**THE EXERCISE:**
Leaving out the pictures, please retype each record exactly.

**EXERCISE MATERIALS:**

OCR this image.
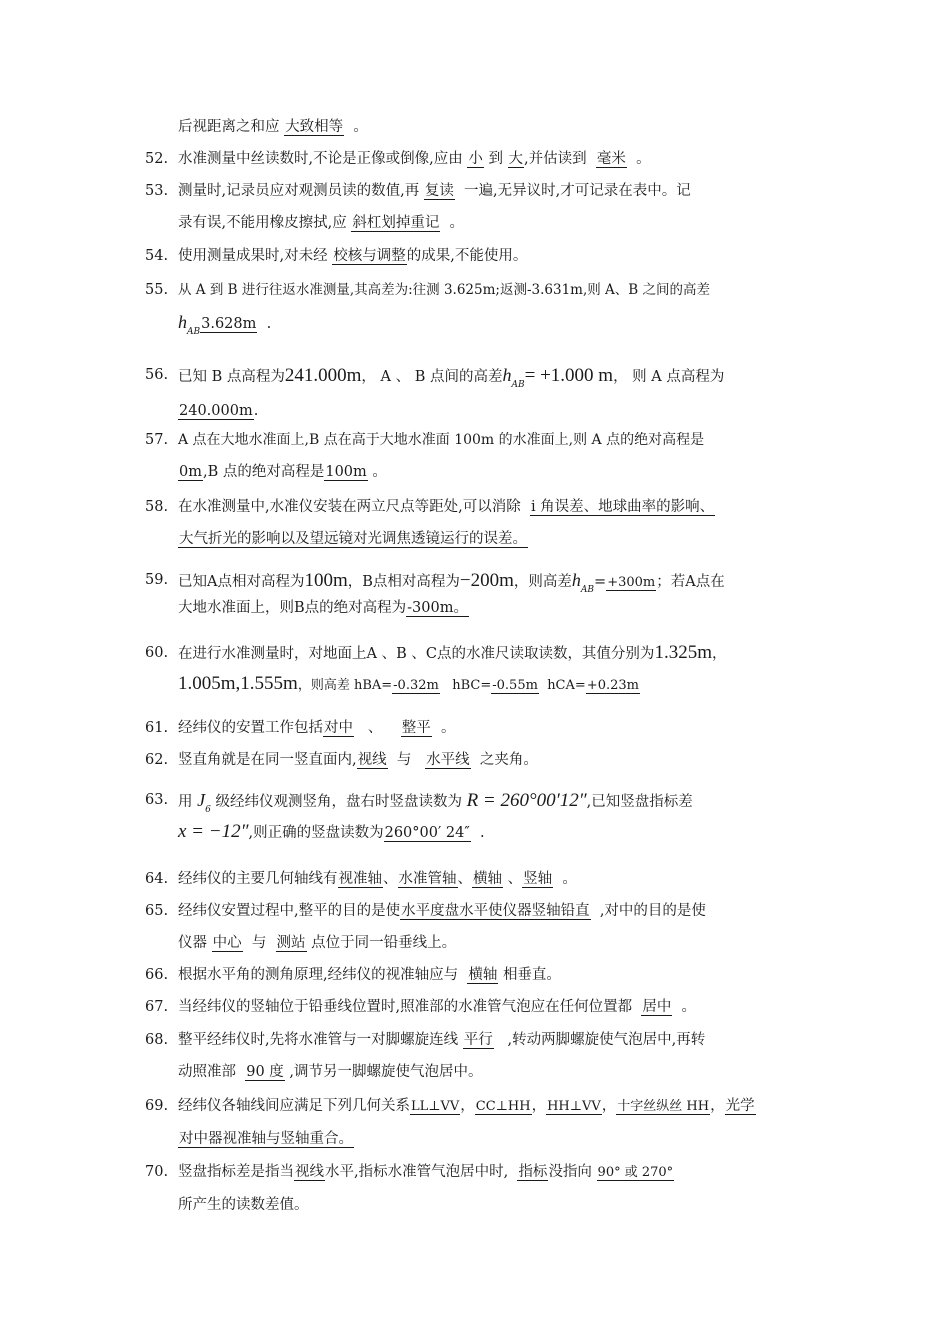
后视距离之和应 大致相等 。
52. 水准测量中丝读数时,不论是正像或倒像,应由 小 到 大,并估读到 毫米 。
53. 测量时,记录员应对观测员读的数值,再 复读 一遍,无异议时,才可记录在表中。记
录有误,不能用橡皮擦拭,应 斜杠划掉重记 。
54. 使用测量成果时,对未经 校核与调整的成果,不能使用。
55. 从 A 到 B 进行往返水准测量,其高差为:往测 3.625m;返测-3.631m,则 A、B 之间的高差
$h_{AB}3.628m$ .
56. 已知 B 点高程为241.000m， A 、 B 点间的高差$h_{AB}= +1.000$ m， 则 A 点高程为
240.000m.
57. A 点在大地水准面上,B 点在高于大地水准面 100m 的水准面上,则 A 点的绝对高程是
0m,B 点的绝对高程是100m 。
58. 在水准测量中,水准仪安装在两立尺点等距处,可以消除 i 角误差、地球曲率的影响、
大气折光的影响以及望远镜对光调焦透镜运行的误差。
59. 已知A点相对高程为100m，B点相对高程为−200m，则高差$h_{AB}=+300m$；若A点在
大地水准面上，则B点的绝对高程为-300m。
60. 在进行水准测量时，对地面上A 、B 、C点的水准尺读取读数，其值分别为1.325m，
1.005m,1.555m，则高差 hBA=-0.32m hBC=-0.55m hCA=+0.23m
61. 经纬仪的安置工作包括对中 、 整平 。
62. 竖直角就是在同一竖直面内,视线 与 水平线 之夹角。
63. 用 $J_6$ 级经纬仪观测竖角，盘右时竖盘读数为 R = 260°00′12″,已知竖盘指标差
x = −12″,则正确的竖盘读数为260°00′ 24″ .
64. 经纬仪的主要几何轴线有视准轴、水准管轴、横轴 、竖轴 。
65. 经纬仪安置过程中,整平的目的是使水平度盘水平使仪器竖轴铅直 ,对中的目的是使
仪器 中心 与 测站 点位于同一铅垂线上。
66. 根据水平角的测角原理,经纬仪的视准轴应与 横轴 相垂直。
67. 当经纬仪的竖轴位于铅垂线位置时,照准部的水准管气泡应在任何位置都 居中 。
68. 整平经纬仪时,先将水准管与一对脚螺旋连线 平行 ,转动两脚螺旋使气泡居中,再转
动照准部 90 度 ,调节另一脚螺旋使气泡居中。
69. 经纬仪各轴线间应满足下列几何关系LL⊥VV，CC⊥HH，HH⊥VV，十字丝纵丝 HH，光学
对中器视准轴与竖轴重合。
70. 竖盘指标差是指当视线水平,指标水准管气泡居中时, 指标没指向 90° 或 270°
所产生的读数差值。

**RESULT FOR THIS EXERCISE:**
OCR this image.
后视距离之和应 大致相等 。
52. 水准测量中丝读数时,不论是正像或倒像,应由 小 到 大,并估读到 毫米 。
53. 测量时,记录员应对观测员读的数值,再 复读 一遍,无异议时,才可记录在表中。记
录有误,不能用橡皮擦拭,应 斜杠划掉重记 。
54. 使用测量成果时,对未经 校核与调整的成果,不能使用。
55. 从 A 到 B 进行往返水准测量,其高差为:往测 3.625m;返测-3.631m,则 A、B 之间的高差
$h_{AB}3.628m$ .
56. 已知 B 点高程为241.000m， A 、 B 点间的高差$h_{AB}= +1.000$ m， 则 A 点高程为
240.000m.
57. A 点在大地水准面上,B 点在高于大地水准面 100m 的水准面上,则 A 点的绝对高程是
0m,B 点的绝对高程是100m 。
58. 在水准测量中,水准仪安装在两立尺点等距处,可以消除 i 角误差、地球曲率的影响、
大气折光的影响以及望远镜对光调焦透镜运行的误差。
59. 已知A点相对高程为100m，B点相对高程为−200m，则高差$h_{AB}=+300m$；若A点在
大地水准面上，则B点的绝对高程为-300m。
60. 在进行水准测量时，对地面上A 、B 、C点的水准尺读取读数，其值分别为1.325m，
1.005m,1.555m，则高差 hBA=-0.32m hBC=-0.55m hCA=+0.23m
61. 经纬仪的安置工作包括对中 、 整平 。
62. 竖直角就是在同一竖直面内,视线 与 水平线 之夹角。
63. 用 $J_6$ 级经纬仪观测竖角，盘右时竖盘读数为 R = 260°00′12″,已知竖盘指标差
x = −12″,则正确的竖盘读数为260°00′ 24″ .
64. 经纬仪的主要几何轴线有视准轴、水准管轴、横轴 、竖轴 。
65. 经纬仪安置过程中,整平的目的是使水平度盘水平使仪器竖轴铅直 ,对中的目的是使
仪器 中心 与 测站 点位于同一铅垂线上。
66. 根据水平角的测角原理,经纬仪的视准轴应与 横轴 相垂直。
67. 当经纬仪的竖轴位于铅垂线位置时,照准部的水准管气泡应在任何位置都 居中 。
68. 整平经纬仪时,先将水准管与一对脚螺旋连线 平行 ,转动两脚螺旋使气泡居中,再转
动照准部 90 度 ,调节另一脚螺旋使气泡居中。
69. 经纬仪各轴线间应满足下列几何关系LL⊥VV，CC⊥HH，HH⊥VV，十字丝纵丝 HH，光学
对中器视准轴与竖轴重合。
70. 竖盘指标差是指当视线水平,指标水准管气泡居中时, 指标没指向 90° 或 270°
所产生的读数差值。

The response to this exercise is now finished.